[START]

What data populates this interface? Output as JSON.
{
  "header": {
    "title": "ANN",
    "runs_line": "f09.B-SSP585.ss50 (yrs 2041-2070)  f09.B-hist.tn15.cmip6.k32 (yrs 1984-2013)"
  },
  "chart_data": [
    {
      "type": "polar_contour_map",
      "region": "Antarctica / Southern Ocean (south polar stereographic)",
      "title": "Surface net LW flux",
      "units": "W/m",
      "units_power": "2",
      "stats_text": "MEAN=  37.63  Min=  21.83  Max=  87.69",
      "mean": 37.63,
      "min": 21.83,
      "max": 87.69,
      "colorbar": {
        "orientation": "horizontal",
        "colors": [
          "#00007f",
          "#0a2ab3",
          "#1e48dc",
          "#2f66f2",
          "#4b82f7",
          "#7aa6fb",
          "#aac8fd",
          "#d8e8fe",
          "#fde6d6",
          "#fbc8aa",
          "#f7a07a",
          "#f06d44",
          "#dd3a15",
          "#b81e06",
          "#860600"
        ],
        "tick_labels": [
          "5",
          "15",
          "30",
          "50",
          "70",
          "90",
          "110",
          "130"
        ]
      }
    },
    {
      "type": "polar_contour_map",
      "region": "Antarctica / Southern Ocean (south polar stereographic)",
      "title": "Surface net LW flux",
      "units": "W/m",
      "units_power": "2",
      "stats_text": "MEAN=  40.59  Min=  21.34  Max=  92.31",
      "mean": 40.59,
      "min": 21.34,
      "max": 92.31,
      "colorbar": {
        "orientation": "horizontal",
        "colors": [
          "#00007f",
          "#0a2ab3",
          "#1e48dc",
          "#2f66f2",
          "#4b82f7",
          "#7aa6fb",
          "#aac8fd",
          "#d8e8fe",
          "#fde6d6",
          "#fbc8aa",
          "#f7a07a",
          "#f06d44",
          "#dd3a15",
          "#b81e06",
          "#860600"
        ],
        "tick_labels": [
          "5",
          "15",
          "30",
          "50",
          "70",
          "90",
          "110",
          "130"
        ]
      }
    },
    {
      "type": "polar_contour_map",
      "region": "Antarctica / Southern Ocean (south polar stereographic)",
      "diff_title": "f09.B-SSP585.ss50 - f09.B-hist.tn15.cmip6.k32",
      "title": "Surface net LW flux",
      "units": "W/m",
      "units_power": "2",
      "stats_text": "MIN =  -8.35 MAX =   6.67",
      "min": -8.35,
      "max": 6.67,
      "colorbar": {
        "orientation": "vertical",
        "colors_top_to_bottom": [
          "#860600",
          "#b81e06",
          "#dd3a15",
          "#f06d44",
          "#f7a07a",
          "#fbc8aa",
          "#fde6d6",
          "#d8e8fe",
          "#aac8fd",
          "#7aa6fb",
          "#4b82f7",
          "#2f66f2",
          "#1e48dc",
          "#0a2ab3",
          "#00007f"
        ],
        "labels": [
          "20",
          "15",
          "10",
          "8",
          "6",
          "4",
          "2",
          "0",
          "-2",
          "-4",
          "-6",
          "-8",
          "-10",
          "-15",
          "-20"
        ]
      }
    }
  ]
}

[END]

#### [What you should do]
Repeat all the records. Match each line exactly.

#### [Solution below]
What data populates this interface? Output as JSON.
{
  "header": {
    "title": "ANN",
    "runs_line": "f09.B-SSP585.ss50 (yrs 2041-2070)  f09.B-hist.tn15.cmip6.k32 (yrs 1984-2013)"
  },
  "chart_data": [
    {
      "type": "polar_contour_map",
      "region": "Antarctica / Southern Ocean (south polar stereographic)",
      "title": "Surface net LW flux",
      "units": "W/m",
      "units_power": "2",
      "stats_text": "MEAN=  37.63  Min=  21.83  Max=  87.69",
      "mean": 37.63,
      "min": 21.83,
      "max": 87.69,
      "colorbar": {
        "orientation": "horizontal",
        "colors": [
          "#00007f",
          "#0a2ab3",
          "#1e48dc",
          "#2f66f2",
          "#4b82f7",
          "#7aa6fb",
          "#aac8fd",
          "#d8e8fe",
          "#fde6d6",
          "#fbc8aa",
          "#f7a07a",
          "#f06d44",
          "#dd3a15",
          "#b81e06",
          "#860600"
        ],
        "tick_labels": [
          "5",
          "15",
          "30",
          "50",
          "70",
          "90",
          "110",
          "130"
        ]
      }
    },
    {
      "type": "polar_contour_map",
      "region": "Antarctica / Southern Ocean (south polar stereographic)",
      "title": "Surface net LW flux",
      "units": "W/m",
      "units_power": "2",
      "stats_text": "MEAN=  40.59  Min=  21.34  Max=  92.31",
      "mean": 40.59,
      "min": 21.34,
      "max": 92.31,
      "colorbar": {
        "orientation": "horizontal",
        "colors": [
          "#00007f",
          "#0a2ab3",
          "#1e48dc",
          "#2f66f2",
          "#4b82f7",
          "#7aa6fb",
          "#aac8fd",
          "#d8e8fe",
          "#fde6d6",
          "#fbc8aa",
          "#f7a07a",
          "#f06d44",
          "#dd3a15",
          "#b81e06",
          "#860600"
        ],
        "tick_labels": [
          "5",
          "15",
          "30",
          "50",
          "70",
          "90",
          "110",
          "130"
        ]
      }
    },
    {
      "type": "polar_contour_map",
      "region": "Antarctica / Southern Ocean (south polar stereographic)",
      "diff_title": "f09.B-SSP585.ss50 - f09.B-hist.tn15.cmip6.k32",
      "title": "Surface net LW flux",
      "units": "W/m",
      "units_power": "2",
      "stats_text": "MIN =  -8.35 MAX =   6.67",
      "min": -8.35,
      "max": 6.67,
      "colorbar": {
        "orientation": "vertical",
        "colors_top_to_bottom": [
          "#860600",
          "#b81e06",
          "#dd3a15",
          "#f06d44",
          "#f7a07a",
          "#fbc8aa",
          "#fde6d6",
          "#d8e8fe",
          "#aac8fd",
          "#7aa6fb",
          "#4b82f7",
          "#2f66f2",
          "#1e48dc",
          "#0a2ab3",
          "#00007f"
        ],
        "labels": [
          "20",
          "15",
          "10",
          "8",
          "6",
          "4",
          "2",
          "0",
          "-2",
          "-4",
          "-6",
          "-8",
          "-10",
          "-15",
          "-20"
        ]
      }
    }
  ]
}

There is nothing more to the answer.